### Aim of the exercise
Exactly as written, quote every line that follows, skipping the images.
<<<<
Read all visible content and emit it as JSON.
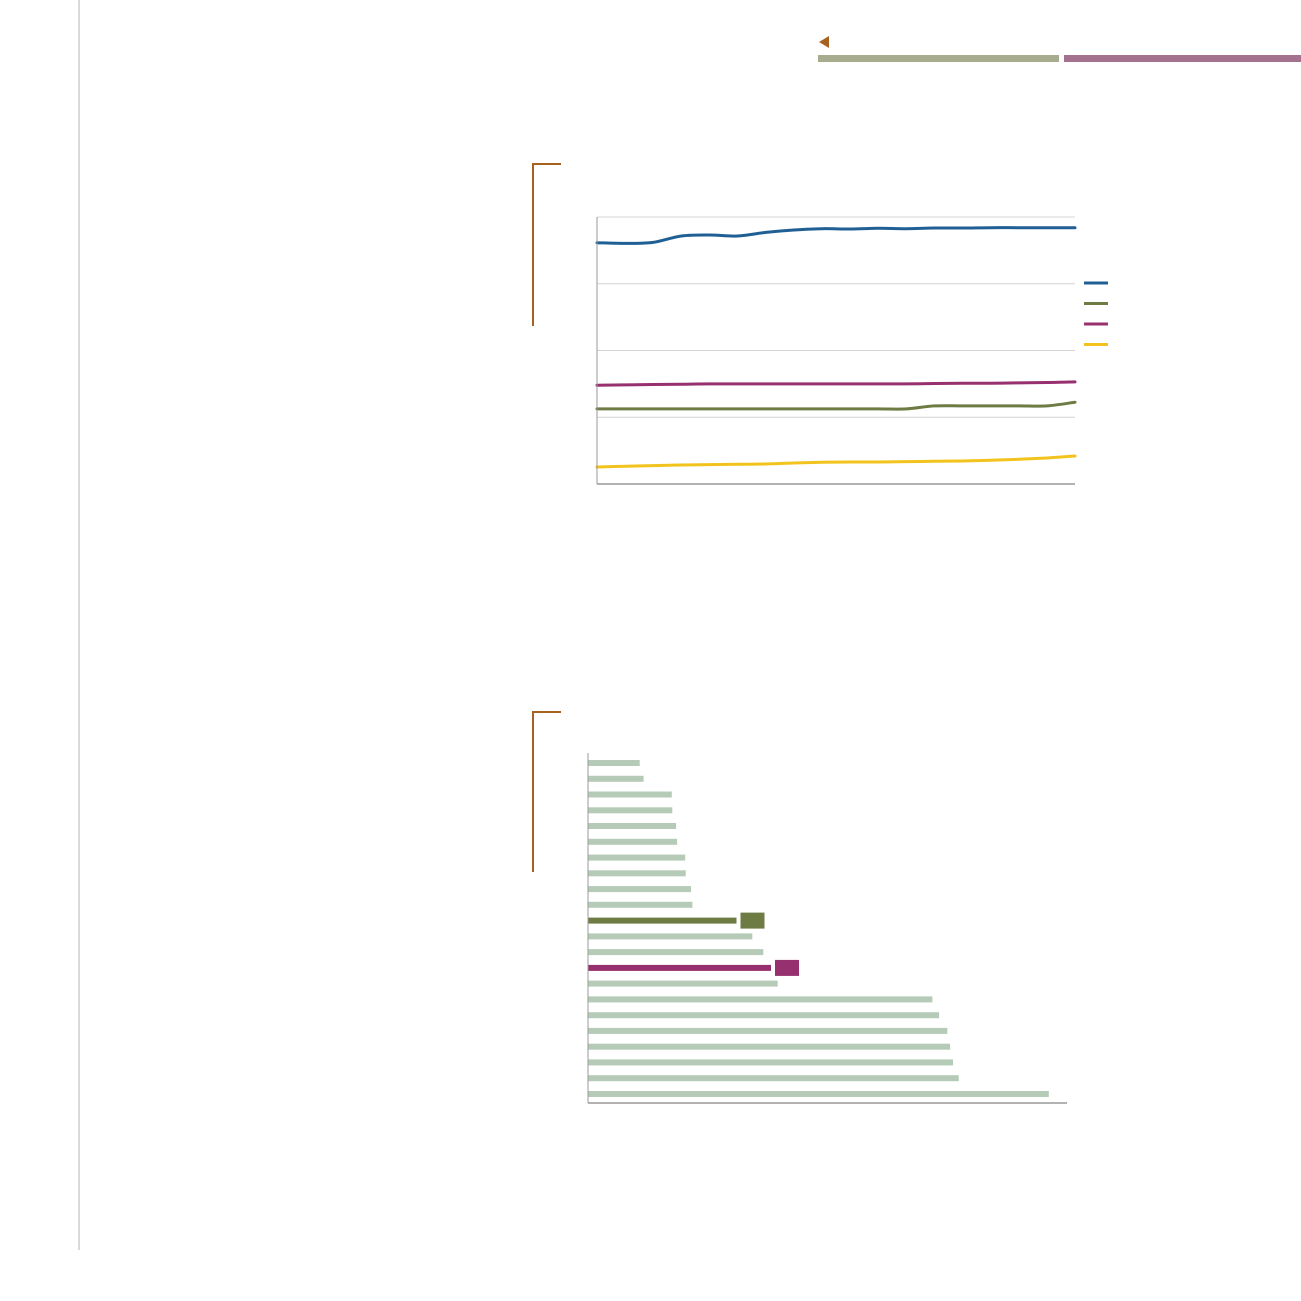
{
  "theme": {
    "accent": "#a8621f",
    "divider": "#d9d9d9",
    "tab_colors": [
      "#a8ac8e",
      "#a4728f"
    ]
  },
  "nav": {
    "back_icon": "triangle-left-icon",
    "tabs": [
      {
        "color": "#a8ac8e"
      },
      {
        "color": "#a4728f"
      }
    ]
  },
  "chart_data": [
    {
      "type": "line",
      "title": "",
      "xlabel": "",
      "ylabel": "",
      "x": [
        1,
        2,
        3,
        4,
        5,
        6,
        7,
        8,
        9,
        10,
        11,
        12,
        13,
        14,
        15,
        16,
        17,
        18
      ],
      "ylim": [
        0,
        80
      ],
      "grid": true,
      "legend_position": "right",
      "series": [
        {
          "color": "#1f5f94",
          "values": [
            72.3,
            72.1,
            72.4,
            74.3,
            74.6,
            74.3,
            75.4,
            76.1,
            76.5,
            76.4,
            76.6,
            76.5,
            76.7,
            76.7,
            76.8,
            76.8,
            76.8,
            76.8
          ]
        },
        {
          "color": "#6e7b43",
          "values": [
            22.5,
            22.5,
            22.5,
            22.5,
            22.5,
            22.5,
            22.5,
            22.5,
            22.5,
            22.5,
            22.5,
            22.5,
            23.4,
            23.4,
            23.4,
            23.4,
            23.4,
            24.5
          ]
        },
        {
          "color": "#97306e",
          "values": [
            29.6,
            29.7,
            29.8,
            29.9,
            30.0,
            30.0,
            30.0,
            30.0,
            30.0,
            30.0,
            30.0,
            30.0,
            30.1,
            30.2,
            30.2,
            30.3,
            30.4,
            30.6
          ]
        },
        {
          "color": "#f2c31c",
          "values": [
            5.1,
            5.3,
            5.5,
            5.7,
            5.8,
            5.9,
            6.0,
            6.3,
            6.5,
            6.6,
            6.6,
            6.7,
            6.8,
            6.9,
            7.1,
            7.4,
            7.8,
            8.4
          ]
        }
      ]
    },
    {
      "type": "bar",
      "orientation": "horizontal",
      "title": "",
      "xlabel": "",
      "ylabel": "",
      "xlim": [
        0,
        100
      ],
      "grid": false,
      "default_color": "#b5cbb7",
      "values": [
        10.8,
        11.6,
        17.5,
        17.6,
        18.4,
        18.6,
        20.3,
        20.4,
        21.5,
        21.8,
        31.0,
        34.3,
        36.6,
        38.2,
        39.6,
        71.9,
        73.3,
        75.0,
        75.6,
        76.2,
        77.4,
        96.2
      ],
      "highlights": [
        {
          "index": 10,
          "color": "#6e7b43",
          "marker": true
        },
        {
          "index": 13,
          "color": "#97306e",
          "marker": true
        }
      ]
    }
  ]
}
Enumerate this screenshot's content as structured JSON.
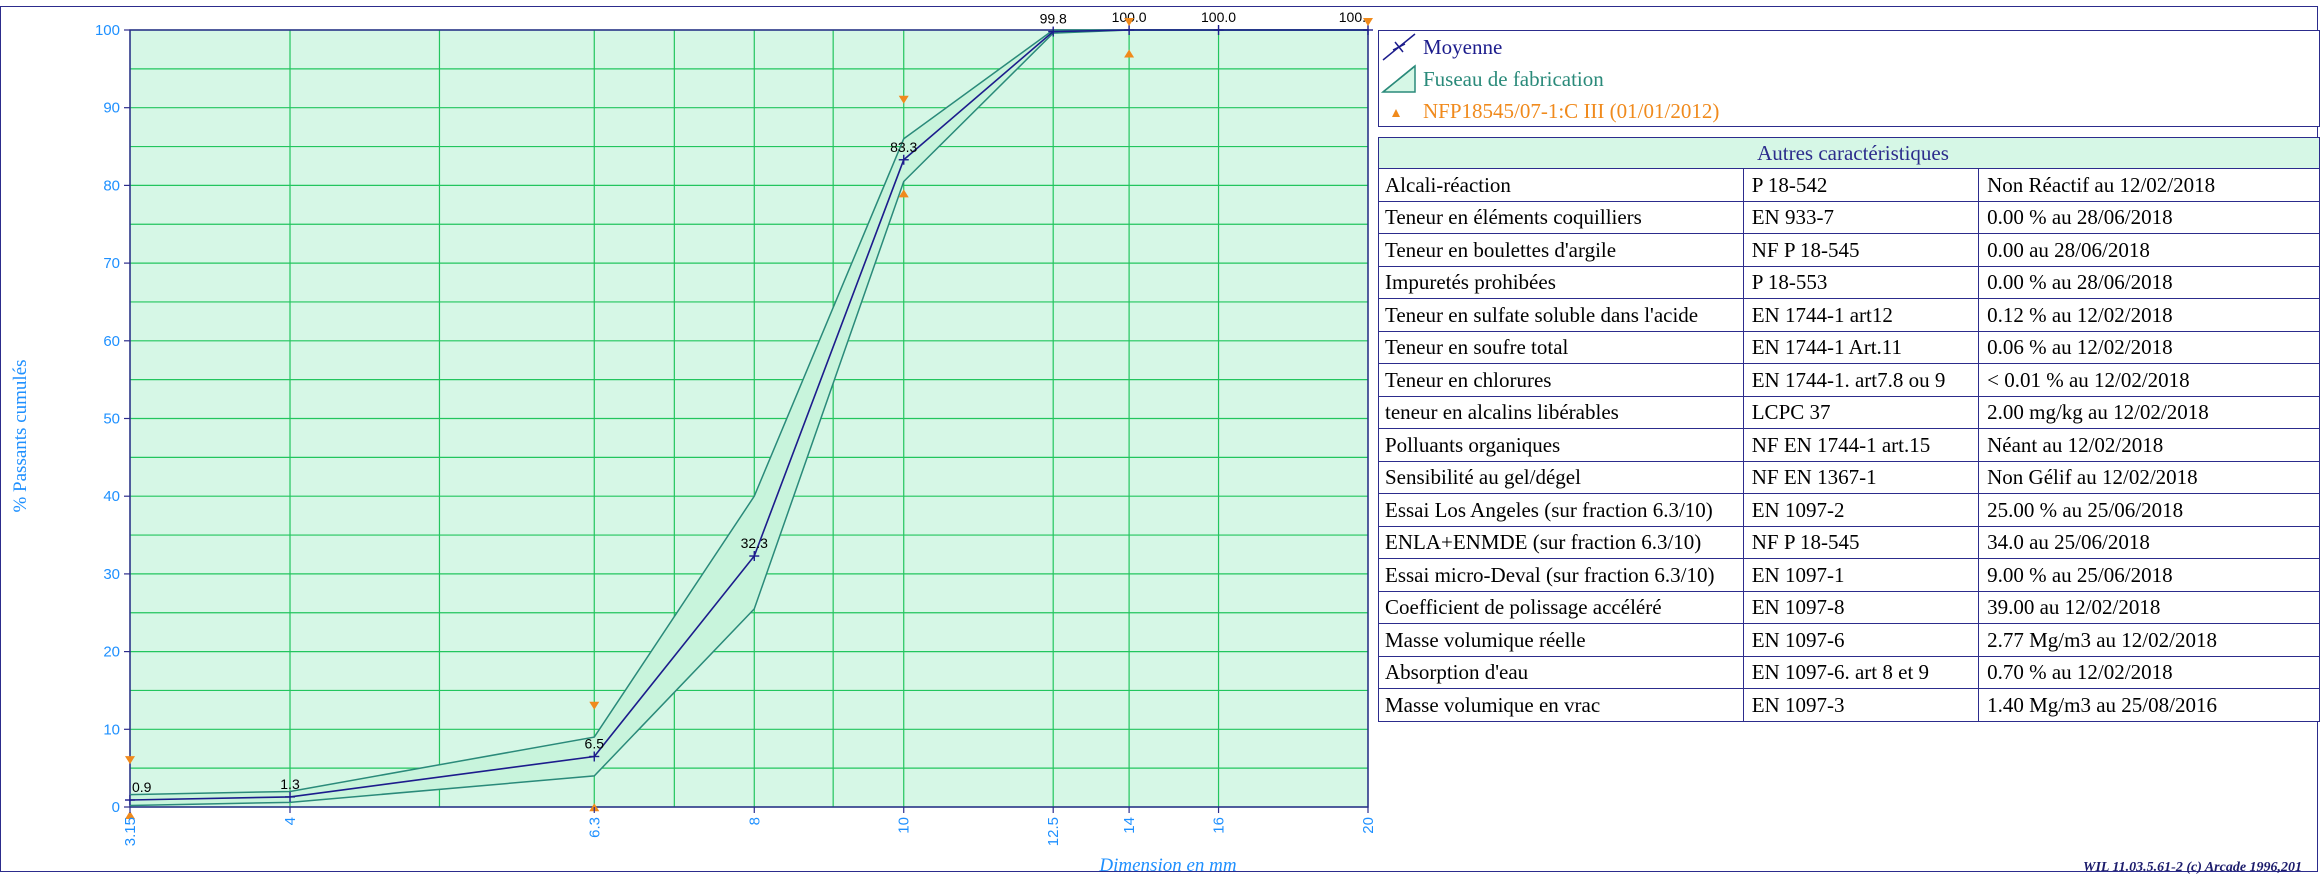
>>>>
### Exercise response
Read all visible content and emit it as JSON.
{
  "theme": {
    "accent": "#a8621f",
    "divider": "#d9d9d9",
    "tab_colors": [
      "#a8ac8e",
      "#a4728f"
    ]
  },
  "nav": {
    "back_icon": "triangle-left-icon",
    "tabs": [
      {
        "color": "#a8ac8e"
      },
      {
        "color": "#a4728f"
      }
    ]
  },
  "chart_data": [
    {
      "type": "line",
      "title": "",
      "xlabel": "",
      "ylabel": "",
      "x": [
        1,
        2,
        3,
        4,
        5,
        6,
        7,
        8,
        9,
        10,
        11,
        12,
        13,
        14,
        15,
        16,
        17,
        18
      ],
      "ylim": [
        0,
        80
      ],
      "grid": true,
      "legend_position": "right",
      "series": [
        {
          "color": "#1f5f94",
          "values": [
            72.3,
            72.1,
            72.4,
            74.3,
            74.6,
            74.3,
            75.4,
            76.1,
            76.5,
            76.4,
            76.6,
            76.5,
            76.7,
            76.7,
            76.8,
            76.8,
            76.8,
            76.8
          ]
        },
        {
          "color": "#6e7b43",
          "values": [
            22.5,
            22.5,
            22.5,
            22.5,
            22.5,
            22.5,
            22.5,
            22.5,
            22.5,
            22.5,
            22.5,
            22.5,
            23.4,
            23.4,
            23.4,
            23.4,
            23.4,
            24.5
          ]
        },
        {
          "color": "#97306e",
          "values": [
            29.6,
            29.7,
            29.8,
            29.9,
            30.0,
            30.0,
            30.0,
            30.0,
            30.0,
            30.0,
            30.0,
            30.0,
            30.1,
            30.2,
            30.2,
            30.3,
            30.4,
            30.6
          ]
        },
        {
          "color": "#f2c31c",
          "values": [
            5.1,
            5.3,
            5.5,
            5.7,
            5.8,
            5.9,
            6.0,
            6.3,
            6.5,
            6.6,
            6.6,
            6.7,
            6.8,
            6.9,
            7.1,
            7.4,
            7.8,
            8.4
          ]
        }
      ]
    },
    {
      "type": "bar",
      "orientation": "horizontal",
      "title": "",
      "xlabel": "",
      "ylabel": "",
      "xlim": [
        0,
        100
      ],
      "grid": false,
      "default_color": "#b5cbb7",
      "values": [
        10.8,
        11.6,
        17.5,
        17.6,
        18.4,
        18.6,
        20.3,
        20.4,
        21.5,
        21.8,
        31.0,
        34.3,
        36.6,
        38.2,
        39.6,
        71.9,
        73.3,
        75.0,
        75.6,
        76.2,
        77.4,
        96.2
      ],
      "highlights": [
        {
          "index": 10,
          "color": "#6e7b43",
          "marker": true
        },
        {
          "index": 13,
          "color": "#97306e",
          "marker": true
        }
      ]
    }
  ]
}
Enumerate this screenshot's content as structured JSON.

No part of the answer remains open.